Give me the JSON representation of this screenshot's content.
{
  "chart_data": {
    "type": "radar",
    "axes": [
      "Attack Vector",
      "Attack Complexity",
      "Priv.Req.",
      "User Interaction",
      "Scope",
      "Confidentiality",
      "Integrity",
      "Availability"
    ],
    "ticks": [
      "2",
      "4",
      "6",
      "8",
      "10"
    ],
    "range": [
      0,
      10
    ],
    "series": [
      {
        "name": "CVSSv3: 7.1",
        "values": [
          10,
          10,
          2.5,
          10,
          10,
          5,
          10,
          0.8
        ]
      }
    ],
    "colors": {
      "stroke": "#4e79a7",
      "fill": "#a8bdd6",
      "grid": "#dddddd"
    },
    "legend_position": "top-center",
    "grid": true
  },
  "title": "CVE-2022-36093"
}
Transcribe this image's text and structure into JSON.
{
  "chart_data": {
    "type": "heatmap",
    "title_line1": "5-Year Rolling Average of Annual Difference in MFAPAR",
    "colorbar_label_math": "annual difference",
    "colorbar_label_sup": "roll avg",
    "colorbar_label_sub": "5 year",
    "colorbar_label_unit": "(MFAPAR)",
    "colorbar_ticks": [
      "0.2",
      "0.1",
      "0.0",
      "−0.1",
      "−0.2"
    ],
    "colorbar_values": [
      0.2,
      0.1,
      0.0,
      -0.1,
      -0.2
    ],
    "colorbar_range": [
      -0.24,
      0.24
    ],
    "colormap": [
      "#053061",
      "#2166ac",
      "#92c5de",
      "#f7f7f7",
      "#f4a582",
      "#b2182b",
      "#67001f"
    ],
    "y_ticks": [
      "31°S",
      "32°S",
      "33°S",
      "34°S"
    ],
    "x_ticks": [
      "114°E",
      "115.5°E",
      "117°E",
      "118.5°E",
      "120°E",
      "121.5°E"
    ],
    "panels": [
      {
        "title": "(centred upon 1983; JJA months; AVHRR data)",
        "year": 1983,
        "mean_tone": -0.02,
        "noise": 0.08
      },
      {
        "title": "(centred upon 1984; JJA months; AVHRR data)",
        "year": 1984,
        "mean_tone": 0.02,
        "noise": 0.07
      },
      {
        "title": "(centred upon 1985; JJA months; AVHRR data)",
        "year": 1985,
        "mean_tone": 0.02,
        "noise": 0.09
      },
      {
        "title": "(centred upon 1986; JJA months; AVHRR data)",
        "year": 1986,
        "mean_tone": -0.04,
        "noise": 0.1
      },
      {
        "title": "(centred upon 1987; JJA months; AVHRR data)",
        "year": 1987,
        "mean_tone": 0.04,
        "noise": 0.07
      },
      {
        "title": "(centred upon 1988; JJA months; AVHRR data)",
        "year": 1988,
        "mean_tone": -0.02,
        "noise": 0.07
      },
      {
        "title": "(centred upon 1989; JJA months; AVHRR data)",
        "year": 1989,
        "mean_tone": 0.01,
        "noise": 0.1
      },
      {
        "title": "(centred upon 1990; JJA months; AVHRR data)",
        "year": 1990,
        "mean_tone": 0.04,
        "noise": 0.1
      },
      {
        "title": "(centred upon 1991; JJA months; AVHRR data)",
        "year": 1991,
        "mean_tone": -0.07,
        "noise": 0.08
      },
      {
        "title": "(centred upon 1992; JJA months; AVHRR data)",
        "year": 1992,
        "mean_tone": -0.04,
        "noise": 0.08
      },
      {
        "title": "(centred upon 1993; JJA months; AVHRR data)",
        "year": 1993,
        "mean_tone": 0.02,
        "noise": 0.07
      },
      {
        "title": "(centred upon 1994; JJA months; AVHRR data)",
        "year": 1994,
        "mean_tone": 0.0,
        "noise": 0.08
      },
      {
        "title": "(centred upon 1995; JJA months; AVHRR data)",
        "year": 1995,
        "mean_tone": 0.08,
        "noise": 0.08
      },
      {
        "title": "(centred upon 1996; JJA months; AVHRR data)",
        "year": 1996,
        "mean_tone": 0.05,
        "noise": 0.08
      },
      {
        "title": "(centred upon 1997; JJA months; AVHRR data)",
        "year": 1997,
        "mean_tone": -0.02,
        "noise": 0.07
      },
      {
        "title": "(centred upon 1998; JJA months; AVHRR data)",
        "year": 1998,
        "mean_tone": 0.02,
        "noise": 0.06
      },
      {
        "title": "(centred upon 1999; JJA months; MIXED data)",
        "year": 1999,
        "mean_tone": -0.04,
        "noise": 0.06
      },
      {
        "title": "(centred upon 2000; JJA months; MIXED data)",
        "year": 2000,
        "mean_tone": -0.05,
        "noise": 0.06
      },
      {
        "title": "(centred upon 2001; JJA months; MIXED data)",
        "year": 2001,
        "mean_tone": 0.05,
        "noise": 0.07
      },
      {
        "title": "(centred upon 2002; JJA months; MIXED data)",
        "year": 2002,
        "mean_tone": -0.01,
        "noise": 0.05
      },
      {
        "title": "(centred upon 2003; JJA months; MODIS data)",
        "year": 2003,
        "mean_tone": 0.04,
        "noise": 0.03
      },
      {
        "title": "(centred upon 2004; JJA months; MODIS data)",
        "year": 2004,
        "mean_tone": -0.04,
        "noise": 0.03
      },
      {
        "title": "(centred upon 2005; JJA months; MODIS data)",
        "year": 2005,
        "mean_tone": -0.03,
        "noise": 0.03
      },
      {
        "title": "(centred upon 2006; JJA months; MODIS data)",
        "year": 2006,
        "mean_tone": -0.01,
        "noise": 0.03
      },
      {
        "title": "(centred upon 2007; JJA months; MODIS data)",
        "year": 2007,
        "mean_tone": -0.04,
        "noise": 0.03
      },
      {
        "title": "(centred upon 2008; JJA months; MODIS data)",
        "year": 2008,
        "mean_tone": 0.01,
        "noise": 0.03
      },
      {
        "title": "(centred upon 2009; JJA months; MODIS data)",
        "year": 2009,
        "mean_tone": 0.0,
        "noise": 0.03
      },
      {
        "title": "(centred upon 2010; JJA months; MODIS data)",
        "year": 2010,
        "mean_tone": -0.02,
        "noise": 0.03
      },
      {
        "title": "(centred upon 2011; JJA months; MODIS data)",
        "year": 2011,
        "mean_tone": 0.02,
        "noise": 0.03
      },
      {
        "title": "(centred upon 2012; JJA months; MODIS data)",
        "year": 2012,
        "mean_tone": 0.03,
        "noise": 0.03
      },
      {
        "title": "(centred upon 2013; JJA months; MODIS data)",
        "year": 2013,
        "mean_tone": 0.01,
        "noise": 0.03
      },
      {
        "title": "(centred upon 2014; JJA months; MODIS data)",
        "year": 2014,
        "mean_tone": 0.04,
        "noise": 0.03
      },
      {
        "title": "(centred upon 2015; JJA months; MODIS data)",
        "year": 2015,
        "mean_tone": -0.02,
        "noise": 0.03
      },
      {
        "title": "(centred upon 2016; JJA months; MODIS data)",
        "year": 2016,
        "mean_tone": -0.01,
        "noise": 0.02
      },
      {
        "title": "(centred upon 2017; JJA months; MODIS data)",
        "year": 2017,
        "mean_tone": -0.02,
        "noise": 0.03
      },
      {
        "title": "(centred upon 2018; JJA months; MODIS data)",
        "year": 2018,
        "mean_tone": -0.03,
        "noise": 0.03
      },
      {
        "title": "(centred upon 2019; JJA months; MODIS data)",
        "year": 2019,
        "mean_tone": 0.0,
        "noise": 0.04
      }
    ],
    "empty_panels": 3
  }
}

Problem description
Set down every record above exactly as given.

Exercise output
Give me the JSON representation of this screenshot's content.
{
  "chart_data": {
    "type": "radar",
    "axes": [
      "Attack Vector",
      "Attack Complexity",
      "Priv.Req.",
      "User Interaction",
      "Scope",
      "Confidentiality",
      "Integrity",
      "Availability"
    ],
    "ticks": [
      "2",
      "4",
      "6",
      "8",
      "10"
    ],
    "range": [
      0,
      10
    ],
    "series": [
      {
        "name": "CVSSv3: 7.1",
        "values": [
          10,
          10,
          2.5,
          10,
          10,
          5,
          10,
          0.8
        ]
      }
    ],
    "colors": {
      "stroke": "#4e79a7",
      "fill": "#a8bdd6",
      "grid": "#dddddd"
    },
    "legend_position": "top-center",
    "grid": true
  },
  "title": "CVE-2022-36093"
}
Transcribe this image's text and structure into JSON.
{
  "chart_data": {
    "type": "heatmap",
    "title_line1": "5-Year Rolling Average of Annual Difference in MFAPAR",
    "colorbar_label_math": "annual difference",
    "colorbar_label_sup": "roll avg",
    "colorbar_label_sub": "5 year",
    "colorbar_label_unit": "(MFAPAR)",
    "colorbar_ticks": [
      "0.2",
      "0.1",
      "0.0",
      "−0.1",
      "−0.2"
    ],
    "colorbar_values": [
      0.2,
      0.1,
      0.0,
      -0.1,
      -0.2
    ],
    "colorbar_range": [
      -0.24,
      0.24
    ],
    "colormap": [
      "#053061",
      "#2166ac",
      "#92c5de",
      "#f7f7f7",
      "#f4a582",
      "#b2182b",
      "#67001f"
    ],
    "y_ticks": [
      "31°S",
      "32°S",
      "33°S",
      "34°S"
    ],
    "x_ticks": [
      "114°E",
      "115.5°E",
      "117°E",
      "118.5°E",
      "120°E",
      "121.5°E"
    ],
    "panels": [
      {
        "title": "(centred upon 1983; JJA months; AVHRR data)",
        "year": 1983,
        "mean_tone": -0.02,
        "noise": 0.08
      },
      {
        "title": "(centred upon 1984; JJA months; AVHRR data)",
        "year": 1984,
        "mean_tone": 0.02,
        "noise": 0.07
      },
      {
        "title": "(centred upon 1985; JJA months; AVHRR data)",
        "year": 1985,
        "mean_tone": 0.02,
        "noise": 0.09
      },
      {
        "title": "(centred upon 1986; JJA months; AVHRR data)",
        "year": 1986,
        "mean_tone": -0.04,
        "noise": 0.1
      },
      {
        "title": "(centred upon 1987; JJA months; AVHRR data)",
        "year": 1987,
        "mean_tone": 0.04,
        "noise": 0.07
      },
      {
        "title": "(centred upon 1988; JJA months; AVHRR data)",
        "year": 1988,
        "mean_tone": -0.02,
        "noise": 0.07
      },
      {
        "title": "(centred upon 1989; JJA months; AVHRR data)",
        "year": 1989,
        "mean_tone": 0.01,
        "noise": 0.1
      },
      {
        "title": "(centred upon 1990; JJA months; AVHRR data)",
        "year": 1990,
        "mean_tone": 0.04,
        "noise": 0.1
      },
      {
        "title": "(centred upon 1991; JJA months; AVHRR data)",
        "year": 1991,
        "mean_tone": -0.07,
        "noise": 0.08
      },
      {
        "title": "(centred upon 1992; JJA months; AVHRR data)",
        "year": 1992,
        "mean_tone": -0.04,
        "noise": 0.08
      },
      {
        "title": "(centred upon 1993; JJA months; AVHRR data)",
        "year": 1993,
        "mean_tone": 0.02,
        "noise": 0.07
      },
      {
        "title": "(centred upon 1994; JJA months; AVHRR data)",
        "year": 1994,
        "mean_tone": 0.0,
        "noise": 0.08
      },
      {
        "title": "(centred upon 1995; JJA months; AVHRR data)",
        "year": 1995,
        "mean_tone": 0.08,
        "noise": 0.08
      },
      {
        "title": "(centred upon 1996; JJA months; AVHRR data)",
        "year": 1996,
        "mean_tone": 0.05,
        "noise": 0.08
      },
      {
        "title": "(centred upon 1997; JJA months; AVHRR data)",
        "year": 1997,
        "mean_tone": -0.02,
        "noise": 0.07
      },
      {
        "title": "(centred upon 1998; JJA months; AVHRR data)",
        "year": 1998,
        "mean_tone": 0.02,
        "noise": 0.06
      },
      {
        "title": "(centred upon 1999; JJA months; MIXED data)",
        "year": 1999,
        "mean_tone": -0.04,
        "noise": 0.06
      },
      {
        "title": "(centred upon 2000; JJA months; MIXED data)",
        "year": 2000,
        "mean_tone": -0.05,
        "noise": 0.06
      },
      {
        "title": "(centred upon 2001; JJA months; MIXED data)",
        "year": 2001,
        "mean_tone": 0.05,
        "noise": 0.07
      },
      {
        "title": "(centred upon 2002; JJA months; MIXED data)",
        "year": 2002,
        "mean_tone": -0.01,
        "noise": 0.05
      },
      {
        "title": "(centred upon 2003; JJA months; MODIS data)",
        "year": 2003,
        "mean_tone": 0.04,
        "noise": 0.03
      },
      {
        "title": "(centred upon 2004; JJA months; MODIS data)",
        "year": 2004,
        "mean_tone": -0.04,
        "noise": 0.03
      },
      {
        "title": "(centred upon 2005; JJA months; MODIS data)",
        "year": 2005,
        "mean_tone": -0.03,
        "noise": 0.03
      },
      {
        "title": "(centred upon 2006; JJA months; MODIS data)",
        "year": 2006,
        "mean_tone": -0.01,
        "noise": 0.03
      },
      {
        "title": "(centred upon 2007; JJA months; MODIS data)",
        "year": 2007,
        "mean_tone": -0.04,
        "noise": 0.03
      },
      {
        "title": "(centred upon 2008; JJA months; MODIS data)",
        "year": 2008,
        "mean_tone": 0.01,
        "noise": 0.03
      },
      {
        "title": "(centred upon 2009; JJA months; MODIS data)",
        "year": 2009,
        "mean_tone": 0.0,
        "noise": 0.03
      },
      {
        "title": "(centred upon 2010; JJA months; MODIS data)",
        "year": 2010,
        "mean_tone": -0.02,
        "noise": 0.03
      },
      {
        "title": "(centred upon 2011; JJA months; MODIS data)",
        "year": 2011,
        "mean_tone": 0.02,
        "noise": 0.03
      },
      {
        "title": "(centred upon 2012; JJA months; MODIS data)",
        "year": 2012,
        "mean_tone": 0.03,
        "noise": 0.03
      },
      {
        "title": "(centred upon 2013; JJA months; MODIS data)",
        "year": 2013,
        "mean_tone": 0.01,
        "noise": 0.03
      },
      {
        "title": "(centred upon 2014; JJA months; MODIS data)",
        "year": 2014,
        "mean_tone": 0.04,
        "noise": 0.03
      },
      {
        "title": "(centred upon 2015; JJA months; MODIS data)",
        "year": 2015,
        "mean_tone": -0.02,
        "noise": 0.03
      },
      {
        "title": "(centred upon 2016; JJA months; MODIS data)",
        "year": 2016,
        "mean_tone": -0.01,
        "noise": 0.02
      },
      {
        "title": "(centred upon 2017; JJA months; MODIS data)",
        "year": 2017,
        "mean_tone": -0.02,
        "noise": 0.03
      },
      {
        "title": "(centred upon 2018; JJA months; MODIS data)",
        "year": 2018,
        "mean_tone": -0.03,
        "noise": 0.03
      },
      {
        "title": "(centred upon 2019; JJA months; MODIS data)",
        "year": 2019,
        "mean_tone": 0.0,
        "noise": 0.04
      }
    ],
    "empty_panels": 3
  }
}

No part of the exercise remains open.